WHAT TO DO = Write only the number of lines in the records beneath that hold "Storage".

** Begin **

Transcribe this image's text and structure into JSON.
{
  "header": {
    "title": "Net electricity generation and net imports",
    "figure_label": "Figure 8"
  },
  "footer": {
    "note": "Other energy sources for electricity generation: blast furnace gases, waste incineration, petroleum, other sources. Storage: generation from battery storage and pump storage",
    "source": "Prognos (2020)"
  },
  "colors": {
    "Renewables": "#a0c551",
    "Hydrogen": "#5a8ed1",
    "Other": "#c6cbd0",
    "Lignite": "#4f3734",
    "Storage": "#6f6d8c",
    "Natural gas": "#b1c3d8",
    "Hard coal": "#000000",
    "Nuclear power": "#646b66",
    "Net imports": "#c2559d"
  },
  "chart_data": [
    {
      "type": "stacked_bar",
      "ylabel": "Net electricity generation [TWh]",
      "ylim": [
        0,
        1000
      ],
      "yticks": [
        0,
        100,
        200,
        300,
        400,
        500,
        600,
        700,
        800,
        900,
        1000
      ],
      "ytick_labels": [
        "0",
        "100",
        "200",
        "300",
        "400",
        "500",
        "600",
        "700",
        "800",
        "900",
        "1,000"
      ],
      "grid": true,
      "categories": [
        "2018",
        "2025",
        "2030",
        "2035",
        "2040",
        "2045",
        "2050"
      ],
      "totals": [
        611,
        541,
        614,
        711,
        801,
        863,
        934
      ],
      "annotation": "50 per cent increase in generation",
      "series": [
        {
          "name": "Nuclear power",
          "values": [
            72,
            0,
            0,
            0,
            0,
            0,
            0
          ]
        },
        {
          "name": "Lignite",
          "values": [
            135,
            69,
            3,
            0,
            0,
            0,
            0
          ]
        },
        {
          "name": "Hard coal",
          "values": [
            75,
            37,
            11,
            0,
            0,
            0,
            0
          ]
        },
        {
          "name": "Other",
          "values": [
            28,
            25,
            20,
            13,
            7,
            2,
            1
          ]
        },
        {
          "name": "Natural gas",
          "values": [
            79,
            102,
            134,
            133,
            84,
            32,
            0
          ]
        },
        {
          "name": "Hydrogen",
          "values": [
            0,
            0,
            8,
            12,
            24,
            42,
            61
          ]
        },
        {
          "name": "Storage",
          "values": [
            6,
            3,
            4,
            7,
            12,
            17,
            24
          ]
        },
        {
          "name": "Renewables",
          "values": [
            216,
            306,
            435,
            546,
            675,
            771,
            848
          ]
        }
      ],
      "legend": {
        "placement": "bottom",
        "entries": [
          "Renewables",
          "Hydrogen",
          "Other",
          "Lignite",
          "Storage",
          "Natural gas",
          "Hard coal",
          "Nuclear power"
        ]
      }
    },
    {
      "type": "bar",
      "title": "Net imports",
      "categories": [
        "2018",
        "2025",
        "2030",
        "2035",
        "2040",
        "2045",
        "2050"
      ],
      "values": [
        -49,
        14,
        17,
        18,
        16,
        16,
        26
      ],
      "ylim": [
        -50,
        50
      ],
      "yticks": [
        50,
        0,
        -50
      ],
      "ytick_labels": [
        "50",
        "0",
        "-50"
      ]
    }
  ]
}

** End **

RESPONSE FOR THIS EXERCISE = 4